** START OF STORED DATA **

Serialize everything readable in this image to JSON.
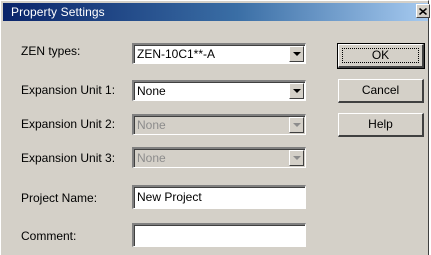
{
  "window": {
    "title": "Property Settings"
  },
  "icons": {
    "close": "close-icon",
    "dropdown": "chevron-down-icon"
  },
  "form": {
    "zen_types": {
      "label": "ZEN types:",
      "value": "ZEN-10C1**-A"
    },
    "expansion_unit_1": {
      "label": "Expansion Unit 1:",
      "value": "None"
    },
    "expansion_unit_2": {
      "label": "Expansion Unit 2:",
      "value": "None"
    },
    "expansion_unit_3": {
      "label": "Expansion Unit 3:",
      "value": "None"
    },
    "project_name": {
      "label": "Project Name:",
      "value": "New Project"
    },
    "comment": {
      "label": "Comment:",
      "value": ""
    }
  },
  "buttons": {
    "ok": "OK",
    "cancel": "Cancel",
    "help": "Help"
  },
  "colors": {
    "titlebar_start": "#0a246a",
    "titlebar_end": "#a6caf0",
    "dialog_face": "#d4d0c8"
  }
}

** END OF STORED DATA **

● EXERCISE OBJECTIVE:
Give every record back exactly as it reads, with no images.

● FULL OUTPUT:
Serialize everything readable in this image to JSON.
{
  "window": {
    "title": "Property Settings"
  },
  "icons": {
    "close": "close-icon",
    "dropdown": "chevron-down-icon"
  },
  "form": {
    "zen_types": {
      "label": "ZEN types:",
      "value": "ZEN-10C1**-A"
    },
    "expansion_unit_1": {
      "label": "Expansion Unit 1:",
      "value": "None"
    },
    "expansion_unit_2": {
      "label": "Expansion Unit 2:",
      "value": "None"
    },
    "expansion_unit_3": {
      "label": "Expansion Unit 3:",
      "value": "None"
    },
    "project_name": {
      "label": "Project Name:",
      "value": "New Project"
    },
    "comment": {
      "label": "Comment:",
      "value": ""
    }
  },
  "buttons": {
    "ok": "OK",
    "cancel": "Cancel",
    "help": "Help"
  },
  "colors": {
    "titlebar_start": "#0a246a",
    "titlebar_end": "#a6caf0",
    "dialog_face": "#d4d0c8"
  }
}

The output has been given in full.